___ EXERCISE MATERIAL

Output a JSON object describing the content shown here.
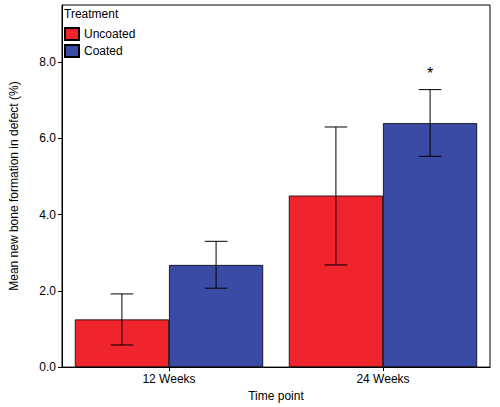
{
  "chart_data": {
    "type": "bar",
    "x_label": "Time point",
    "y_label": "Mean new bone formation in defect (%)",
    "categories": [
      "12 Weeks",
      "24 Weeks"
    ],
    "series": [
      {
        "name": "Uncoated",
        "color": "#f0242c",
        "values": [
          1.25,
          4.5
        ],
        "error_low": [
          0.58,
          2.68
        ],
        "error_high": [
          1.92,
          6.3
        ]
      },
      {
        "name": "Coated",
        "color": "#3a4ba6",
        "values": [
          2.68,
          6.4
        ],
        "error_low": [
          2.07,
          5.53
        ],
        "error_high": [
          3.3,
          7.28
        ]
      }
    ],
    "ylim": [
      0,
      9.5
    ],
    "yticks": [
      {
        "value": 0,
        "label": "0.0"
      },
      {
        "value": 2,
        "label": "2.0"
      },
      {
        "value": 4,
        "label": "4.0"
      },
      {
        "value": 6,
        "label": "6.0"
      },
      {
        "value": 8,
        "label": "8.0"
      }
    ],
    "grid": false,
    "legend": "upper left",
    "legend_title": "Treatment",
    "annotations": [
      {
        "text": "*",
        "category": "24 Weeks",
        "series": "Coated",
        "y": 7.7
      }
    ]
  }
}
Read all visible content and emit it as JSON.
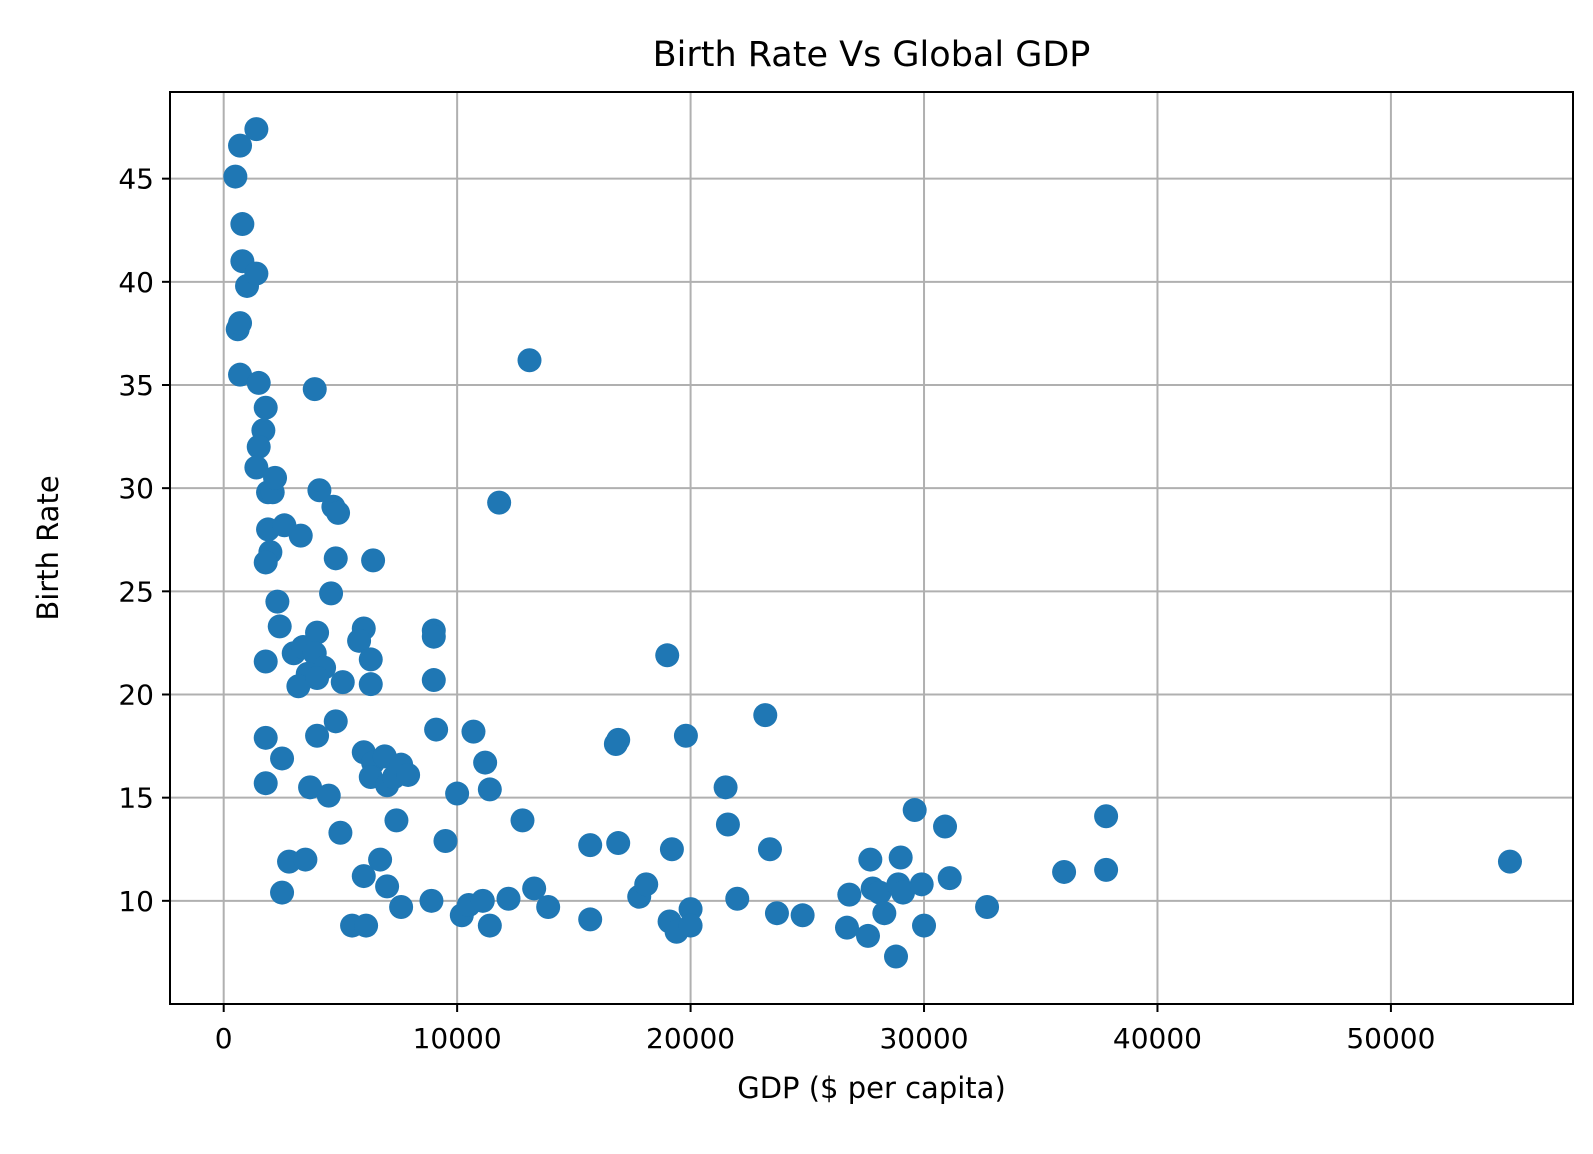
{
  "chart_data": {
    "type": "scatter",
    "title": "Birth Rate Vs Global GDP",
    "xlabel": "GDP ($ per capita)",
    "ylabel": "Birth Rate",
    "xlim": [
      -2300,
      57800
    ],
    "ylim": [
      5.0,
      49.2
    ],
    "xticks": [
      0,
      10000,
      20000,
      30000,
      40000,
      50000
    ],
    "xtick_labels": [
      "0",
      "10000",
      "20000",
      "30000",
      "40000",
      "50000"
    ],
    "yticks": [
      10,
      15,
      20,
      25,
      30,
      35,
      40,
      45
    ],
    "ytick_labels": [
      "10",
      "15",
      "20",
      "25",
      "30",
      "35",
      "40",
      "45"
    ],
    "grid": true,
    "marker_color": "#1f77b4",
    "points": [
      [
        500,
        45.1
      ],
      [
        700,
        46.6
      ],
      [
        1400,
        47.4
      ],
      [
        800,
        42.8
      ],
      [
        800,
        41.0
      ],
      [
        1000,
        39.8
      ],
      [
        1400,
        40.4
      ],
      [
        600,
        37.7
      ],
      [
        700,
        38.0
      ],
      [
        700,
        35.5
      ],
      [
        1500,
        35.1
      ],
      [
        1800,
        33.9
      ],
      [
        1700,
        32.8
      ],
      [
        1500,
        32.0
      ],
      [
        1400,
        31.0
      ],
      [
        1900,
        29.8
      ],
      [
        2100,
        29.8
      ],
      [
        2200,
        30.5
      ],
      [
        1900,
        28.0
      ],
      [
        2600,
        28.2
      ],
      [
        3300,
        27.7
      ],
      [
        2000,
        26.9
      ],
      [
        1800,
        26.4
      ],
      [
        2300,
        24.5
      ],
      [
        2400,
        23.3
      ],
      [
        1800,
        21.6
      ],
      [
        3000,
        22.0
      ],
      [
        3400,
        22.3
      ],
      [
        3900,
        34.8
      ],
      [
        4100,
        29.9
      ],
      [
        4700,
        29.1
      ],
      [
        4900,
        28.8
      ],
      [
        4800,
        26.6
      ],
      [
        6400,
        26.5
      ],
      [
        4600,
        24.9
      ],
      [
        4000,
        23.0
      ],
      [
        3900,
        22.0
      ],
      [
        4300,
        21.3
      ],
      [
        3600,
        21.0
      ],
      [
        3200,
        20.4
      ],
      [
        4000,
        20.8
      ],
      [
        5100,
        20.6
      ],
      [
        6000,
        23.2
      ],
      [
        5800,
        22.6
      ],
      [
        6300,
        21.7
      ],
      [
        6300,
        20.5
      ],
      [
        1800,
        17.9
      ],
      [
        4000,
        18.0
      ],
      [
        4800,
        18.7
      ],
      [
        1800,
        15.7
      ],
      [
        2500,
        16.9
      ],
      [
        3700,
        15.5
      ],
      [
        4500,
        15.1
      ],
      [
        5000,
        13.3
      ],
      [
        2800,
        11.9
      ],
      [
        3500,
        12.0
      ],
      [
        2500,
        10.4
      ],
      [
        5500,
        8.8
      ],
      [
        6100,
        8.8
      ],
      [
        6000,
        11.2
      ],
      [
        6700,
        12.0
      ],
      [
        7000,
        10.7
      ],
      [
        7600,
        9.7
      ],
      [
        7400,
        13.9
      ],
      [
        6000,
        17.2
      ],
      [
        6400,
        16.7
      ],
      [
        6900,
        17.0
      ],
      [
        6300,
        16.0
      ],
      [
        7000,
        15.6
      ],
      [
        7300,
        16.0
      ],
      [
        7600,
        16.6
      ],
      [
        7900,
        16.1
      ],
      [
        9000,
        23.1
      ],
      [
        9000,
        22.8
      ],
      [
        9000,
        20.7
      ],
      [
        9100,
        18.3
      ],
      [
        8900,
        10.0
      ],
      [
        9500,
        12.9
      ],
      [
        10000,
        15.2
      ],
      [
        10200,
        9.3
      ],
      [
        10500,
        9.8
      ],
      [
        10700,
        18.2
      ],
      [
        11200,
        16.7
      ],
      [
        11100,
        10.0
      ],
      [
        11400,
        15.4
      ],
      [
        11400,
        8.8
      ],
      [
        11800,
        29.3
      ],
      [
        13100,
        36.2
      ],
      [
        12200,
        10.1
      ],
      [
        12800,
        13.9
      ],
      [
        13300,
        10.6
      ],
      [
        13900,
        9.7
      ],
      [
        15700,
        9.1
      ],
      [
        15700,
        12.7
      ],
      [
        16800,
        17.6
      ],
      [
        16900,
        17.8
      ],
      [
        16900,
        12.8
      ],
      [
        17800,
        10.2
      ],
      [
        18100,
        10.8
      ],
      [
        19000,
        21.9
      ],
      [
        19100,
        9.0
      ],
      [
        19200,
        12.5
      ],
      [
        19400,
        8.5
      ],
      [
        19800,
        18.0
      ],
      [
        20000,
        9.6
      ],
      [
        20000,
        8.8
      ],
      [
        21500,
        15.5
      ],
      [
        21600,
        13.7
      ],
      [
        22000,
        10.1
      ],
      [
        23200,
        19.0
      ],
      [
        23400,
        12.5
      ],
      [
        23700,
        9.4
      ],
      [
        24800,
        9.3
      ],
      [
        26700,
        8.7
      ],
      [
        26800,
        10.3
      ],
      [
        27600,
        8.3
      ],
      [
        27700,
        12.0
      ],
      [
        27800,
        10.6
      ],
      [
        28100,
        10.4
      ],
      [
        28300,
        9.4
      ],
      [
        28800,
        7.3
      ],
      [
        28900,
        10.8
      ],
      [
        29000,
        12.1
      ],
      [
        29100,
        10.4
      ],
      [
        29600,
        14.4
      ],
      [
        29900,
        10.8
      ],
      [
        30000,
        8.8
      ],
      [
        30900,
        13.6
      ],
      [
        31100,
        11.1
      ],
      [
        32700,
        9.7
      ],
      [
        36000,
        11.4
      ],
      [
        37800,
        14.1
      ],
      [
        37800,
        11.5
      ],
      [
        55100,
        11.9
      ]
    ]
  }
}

______

* **WHAT IS ASKED**:
Filter out every line that lacks the word "content", and copy the rest.

* **REPLY TO THE TASK**:
Output a JSON object describing the content shown here.
Read all visible content and emit it as JSON.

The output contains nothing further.